***** Provided material

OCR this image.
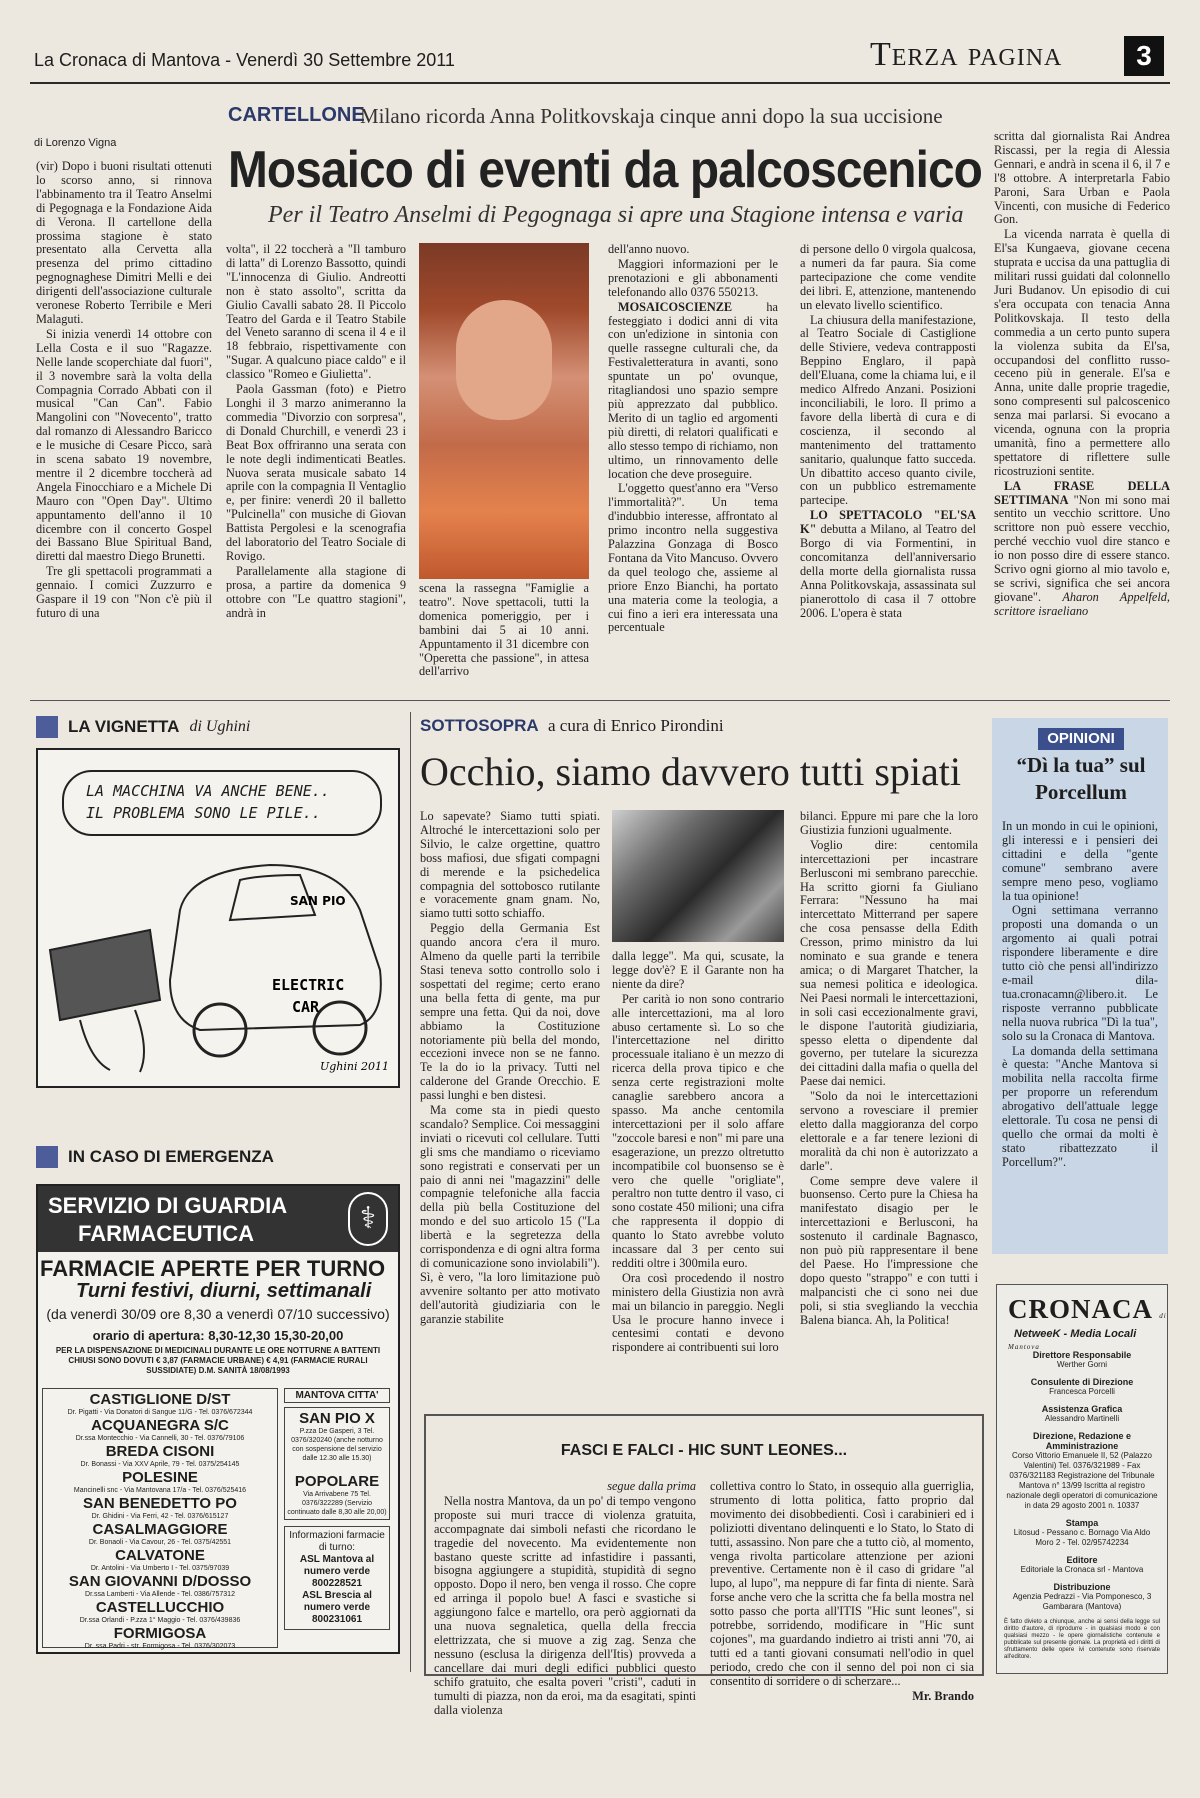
La Cronaca di Mantova - Venerdì 30 Settembre 2011	Terza pagina	3
CARTELLONE
Milano ricorda Anna Politkovskaja cinque anni dopo la sua uccisione
di Lorenzo Vigna Mosaico di eventi da palcoscenico
Per il Teatro Anselmi di Pegognaga si apre una Stagione intensa e varia

(vir) Dopo i buoni risultati ottenuti lo scorso anno, si rinnova l'abbinamento tra il Teatro Anselmi di Pegognaga e la Fondazione Aida di Verona. Il cartellone della prossima stagione è stato presentato alla Cervetta alla presenza del primo cittadino pegnognaghese Dimitri Melli e dei dirigenti dell'associazione culturale veronese Roberto Terribile e Meri Malaguti.

Si inizia venerdì 14 ottobre con Lella Costa e il suo "Ragazze. Nelle lande scoperchiate dal fuori", il 3 novembre sarà la volta della Compagnia Corrado Abbati con il musical "Can Can". Fabio Mangolini con "Novecento", tratto dal romanzo di Alessandro Baricco e le musiche di Cesare Picco, sarà in scena sabato 19 novembre, mentre il 2 dicembre toccherà ad Angela Finocchiaro e a Michele Di Mauro con "Open Day". Ultimo appuntamento dell'anno il 10 dicembre con il concerto Gospel dei Bassano Blue Spiritual Band, diretti dal maestro Diego Brunetti.

Tre gli spettacoli programmati a gennaio. I comici Zuzzurro e Gaspare il 19 con "Non c'è più il futuro di una

volta", il 22 toccherà a "Il tamburo di latta" di Lorenzo Bassotto, quindi "L'innocenza di Giulio. Andreotti non è stato assolto", scritta da Giulio Cavalli sabato 28. Il Piccolo Teatro del Garda e il Teatro Stabile del Veneto saranno di scena il 4 e il 18 febbraio, rispettivamente con "Sugar. A qualcuno piace caldo" e il classico "Romeo e Giulietta".

Paola Gassman (foto) e Pietro Longhi il 3 marzo animeranno la commedia "Divorzio con sorpresa", di Donald Churchill, e venerdì 23 i Beat Box offriranno una serata con le note degli indimenticati Beatles. Nuova serata musicale sabato 14 aprile con la compagnia Il Ventaglio e, per finire: venerdì 20 il balletto "Pulcinella" con musiche di Giovan Battista Pergolesi e la scenografia del laboratorio del Teatro Sociale di Rovigo.

Parallelamente alla stagione di prosa, a partire da domenica 9 ottobre con "Le quattro stagioni", andrà in

scena la rassegna "Famiglie a teatro". Nove spettacoli, tutti la domenica pomeriggio, per i bambini dai 5 ai 10 anni. Appuntamento il 31 dicembre con "Operetta che passione", in attesa dell'arrivo

dell'anno nuovo.

Maggiori informazioni per le prenotazioni e gli abbonamenti telefonando allo 0376 550213.

MOSAICOSCIENZE	ha festeggiato i dodici anni di vita con un'edizione in sintonia con quelle rassegne culturali che, da Festivaletteratura in avanti, sono spuntate un po' ovunque, ritagliandosi uno spazio sempre più apprezzato dal pubblico. Merito di un taglio ed argomenti più diretti, di relatori qualificati e allo stesso tempo di richiamo, non ultimo, un rinnovamento delle location che deve proseguire.

L'oggetto quest'anno era "Verso l'immortalità?". Un tema d'indubbio interesse, affrontato al primo incontro nella suggestiva Palazzina Gonzaga di Bosco Fontana da Vito Mancuso. Ovvero da quel teologo che, assieme al priore Enzo Bianchi, ha portato una materia come la teologia, a cui fino a ieri era interessata una percentuale

di persone dello 0 virgola qualcosa, a numeri da far paura. Sia come partecipazione che come vendite dei libri. E, attenzione, mantenendo un elevato livello scientifico.

La chiusura della manifestazione, al Teatro Sociale di Castiglione delle Stiviere, vedeva contrapposti Beppino Englaro, il papà dell'Eluana, come la chiama lui, e il medico Alfredo Anzani. Posizioni inconciliabili, le loro. Il primo a favore della libertà di cura e di coscienza, il secondo al mantenimento del trattamento sanitario, qualunque fatto succeda. Un dibattito acceso quanto civile, con un pubblico estremamente partecipe.

LO SPETTACOLO "EL'SA K" debutta a Milano, al Teatro del Borgo di via Formentini, in concomitanza dell'anniversario della morte della giornalista russa Anna Politkovskaja, assassinata sul pianerottolo di casa il 7 ottobre 2006. L'opera è stata

scritta dal giornalista Rai Andrea Riscassi, per la regia di Alessia Gennari, e andrà in scena il 6, il 7 e l'8 ottobre. A interpretarla Fabio Paroni, Sara Urban e Paola Vincenti, con musiche di Federico Gon.

La vicenda narrata è quella di El'sa Kungaeva, giovane cecena stuprata e uccisa da una pattuglia di militari russi guidati dal colonnello Juri Budanov. Un episodio di cui s'era occupata con tenacia Anna Politkovskaja. Il testo della commedia a un certo punto supera la violenza subita da El'sa, occupandosi del conflitto russo-ceceno più in generale. El'sa e Anna, unite dalle proprie tragedie, sono compresenti sul palcoscenico senza mai parlarsi. Si evocano a vicenda, ognuna con la propria umanità, fino a permettere allo spettatore di riflettere sulle ricostruzioni sentite.

LA FRASE DELLA SETTIMANA "Non mi sono mai sentito un vecchio scrittore. Uno scrittore non può essere vecchio, perché vecchio vuol dire stanco e io non posso dire di essere stanco. Scrivo ogni giorno al mio tavolo e, se scrivi, significa che sei ancora giovane". Aharon Appelfeld, scrittore israeliano

LA VIGNETTA di Ughini
LA MACCHINA VA ANCHE BENE..
IL PROBLEMA SONO LE PILE..
ELECTRIC
CAR
Ughini 2011
SAN PIO
IN CASO DI EMERGENZA
SERVIZIO DI GUARDIA
FARMACEUTICA	⚕
FARMACIE APERTE PER TURNO
Turni festivi, diurni, settimanali
(da venerdì 30/09 ore 8,30 a venerdì 07/10 successivo)
orario di apertura: 8,30-12,30 15,30-20,00
PER LA DISPENSAZIONE DI MEDICINALI DURANTE LE ORE NOTTURNE A BATTENTI CHIUSI SONO DOVUTI € 3,87 (FARMACIE URBANE) € 4,91 (FARMACIE RURALI SUSSIDIATE) D.M. SANITÀ 18/08/1993
CASTIGLIONE D/ST
Dr. Pigatti - Via Donatori di Sangue 11/G - Tel. 0376/672344
ACQUANEGRA S/C
Dr.ssa Montecchio - Via Cannelli, 30 - Tel. 0376/79106
BREDA CISONI
Dr. Bonassi - Via XXV Aprile, 79 - Tel. 0375/254145
POLESINE
Mancinelli snc - Via Mantovana 17/a - Tel. 0376/525416
SAN BENEDETTO PO
Dr. Ghidini - Via Ferri, 42 - Tel. 0376/615127
CASALMAGGIORE
Dr. Bonaoli - Via Cavour, 26 - Tel. 0375/42551
CALVATONE
Dr. Antolini - Via Umberto I - Tel. 0375/97039
SAN GIOVANNI D/DOSSO
Dr.ssa Lamberti - Via Allende - Tel. 0386/757312
CASTELLUCCHIO
Dr.ssa Orlandi - P.zza 1° Maggio - Tel. 0376/439836
FORMIGOSA
Dr. ssa Padri - str. Formigosa - Tel. 0376/302073
MANTOVA CITTA'
SAN PIO X
P.zza De Gasperi, 3 Tel. 0376/320240 (anche notturno con sospensione del servizio dalle 12.30 alle 15.30)
POPOLARE
Via Arrivabene 75 Tel. 0376/322289 (Servizio continuato dalle 8,30 alle 20,00)
Informazioni farmacie di turno:
ASL Mantova al numero verde 800228521
ASL Brescia al numero verde 800231061
SOTTOSOPRA a cura di Enrico Pirondini
Occhio, siamo davvero tutti spiati

Lo sapevate? Siamo tutti spiati. Altroché le intercettazioni solo per Silvio, le calze orgettine, quattro boss mafiosi, due sfigati compagni di merende e la psichedelica compagnia del sottobosco rutilante e voracemente gnam gnam. No, siamo tutti sotto schiaffo.

Peggio della Germania Est quando ancora c'era il muro. Almeno da quelle parti la terribile Stasi teneva sotto controllo solo i sospettati del regime; certo erano una bella fetta di gente, ma pur sempre una fetta. Qui da noi, dove abbiamo la Costituzione notoriamente più bella del mondo, eccezioni invece non se ne fanno. Te la do io la privacy. Tutti nel calderone del Grande Orecchio. E passi lunghi e ben distesi.

Ma come sta in piedi questo scandalo? Semplice. Coi messaggini inviati o ricevuti col cellulare. Tutti gli sms che mandiamo o riceviamo sono registrati e conservati per un paio di anni nei "magazzini" delle compagnie telefoniche alla faccia della più bella Costituzione del mondo e del suo articolo 15 ("La libertà e la segretezza della corrispondenza e di ogni altra forma di comunicazione sono inviolabili"). Sì, è vero, "la loro limitazione può avvenire soltanto per atto motivato dell'autorità giudiziaria con le garanzie stabilite

dalla legge". Ma qui, scusate, la legge dov'è? E il Garante non ha niente da dire?

Per carità io non sono contrario alle intercettazioni, ma al loro abuso certamente sì. Lo so che l'intercettazione nel diritto processuale italiano è un mezzo di ricerca della prova tipico e che senza certe registrazioni molte canaglie sarebbero ancora a spasso. Ma anche centomila intercettazioni per il solo affare "zoccole baresi e non" mi pare una esagerazione, un prezzo oltretutto incompatibile col buonsenso se è vero che quelle "origliate", peraltro non tutte dentro il vaso, ci sono costate 450 milioni; una cifra che rappresenta il doppio di quanto lo Stato avrebbe voluto incassare dal 3 per cento sui redditi oltre i 300mila euro.

Ora così procedendo il nostro ministero della Giustizia non avrà mai un bilancio in pareggio. Negli Usa le procure hanno invece i centesimi contati e devono rispondere ai contribuenti sui loro

bilanci. Eppure mi pare che la loro Giustizia funzioni ugualmente.

Voglio dire: centomila intercettazioni per incastrare Berlusconi mi sembrano parecchie. Ha scritto giorni fa Giuliano Ferrara: "Nessuno ha mai intercettato Mitterrand per sapere che cosa pensasse della Edith Cresson, primo ministro da lui nominato e sua grande e tenera amica; o di Margaret Thatcher, la sua nemesi politica e ideologica. Nei Paesi normali le intercettazioni, in soli casi eccezionalmente gravi, le dispone l'autorità giudiziaria, spesso eletta o dipendente dal governo, per tutelare la sicurezza dei cittadini dalla mafia o quella del Paese dai nemici.

"Solo da noi le intercettazioni servono a rovesciare il premier eletto dalla maggioranza del corpo elettorale e a far tenere lezioni di moralità da chi non è autorizzato a darle".

Come sempre deve valere il buonsenso. Certo pure la Chiesa ha manifestato disagio per le intercettazioni e Berlusconi, ha sostenuto il cardinale Bagnasco, non può più rappresentare il bene del Paese. Ho l'impressione che dopo questo "strappo" e con tutti i malpancisti che ci sono nei due poli, si stia svegliando la vecchia Balena bianca. Ah, la Politica!

OPINIONI
“Dì la tua” sul Porcellum

In un mondo in cui le opinioni, gli interessi e i pensieri dei cittadini e della "gente comune" sembrano avere sempre meno peso, vogliamo la tua opinione!

Ogni settimana verranno proposti una domanda o un argomento ai quali potrai rispondere liberamente e dire tutto ciò che pensi all'indirizzo e-mail dila-tua.cronacamn@libero.it. Le risposte verranno pubblicate nella nuova rubrica "Dì la tua", solo su la Cronaca di Mantova.

La domanda della settimana è questa: "Anche Mantova si mobilita nella raccolta firme per proporre un referendum abrogativo dell'attuale legge elettorale. Tu cosa ne pensi di quello che ormai da molti è stato ribattezzato il Porcellum?".

FASCI E FALCI - HIC SUNT LEONES...

segue dalla prima

Nella nostra Mantova, da un po' di tempo vengono proposte sui muri tracce di violenza gratuita, accompagnate dai simboli nefasti che ricordano le tragedie del novecento. Ma evidentemente non bastano queste scritte ad infastidire i passanti, bisogna aggiungere a stupidità, stupidità di segno opposto. Dopo il nero, ben venga il rosso. Che copre ed arringa il popolo bue! A fasci e svastiche si aggiungono falce e martello, ora però aggiornati da una nuova segnaletica, quella della freccia elettrizzata, che si muove a zig zag. Senza che nessuno (esclusa la dirigenza dell'Itis) provveda a cancellare dai muri degli edifici pubblici questo schifo gratuito, che esalta poveri "cristi", caduti in tumulti di piazza, non da eroi, ma da esagitati, spinti dalla violenza

collettiva contro lo Stato, in ossequio alla guerriglia, strumento di lotta politica, fatto proprio dal movimento dei disobbedienti. Così i carabinieri ed i poliziotti diventano delinquenti e lo Stato, lo Stato di tutti, assassino. Non pare che a tutto ciò, al momento, venga rivolta particolare attenzione per azioni preventive. Certamente non è il caso di gridare "al lupo, al lupo", ma neppure di far finta di niente. Sarà forse anche vero che la scritta che fa bella mostra nel sotto passo che porta all'ITIS "Hic sunt leones", si potrebbe, sorridendo, modificare in "Hic sunt cojones", ma guardando indietro ai tristi anni '70, ai tutti ed a tanti giovani consumati nell'odio in quel periodo, credo che con il senno del poi non ci sia consentito di sorridere o di scherzare...

Mr. Brando

CRONACA di Mantova
NetweeK - Media Locali
Direttore Responsabile
Werther Gorni
Consulente di Direzione
Francesca Porcelli
Assistenza Grafica
Alessandro Martinelli
Direzione, Redazione e Amministrazione
Corso Vittorio Emanuele II, 52 (Palazzo Valentini) Tel. 0376/321989 - Fax 0376/321183 Registrazione del Tribunale Mantova n° 13/99 Iscritta al registro nazionale degli operatori di comunicazione in data 29 agosto 2001 n. 10337
Stampa
Litosud - Pessano c. Bornago Via Aldo Moro 2 - Tel. 02/95742234
Editore
Editoriale la Cronaca srl - Mantova
Distribuzione
Agenzia Pedrazzi - Via Pomponesco, 3 Gambarara (Mantova)
È fatto divieto a chiunque, anche ai sensi della legge sul diritto d'autore, di riprodurre - in qualsiasi modo e con qualsiasi mezzo - le opere giornalistiche contenute e pubblicate sul presente giornale. La proprietà ed i diritti di sfruttamento delle opere ivi contenute sono riservate all'editore.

**********

(Short task): From the records above, report the count of lines containing "domanda" and nothing more.

(Response to the exercise): 2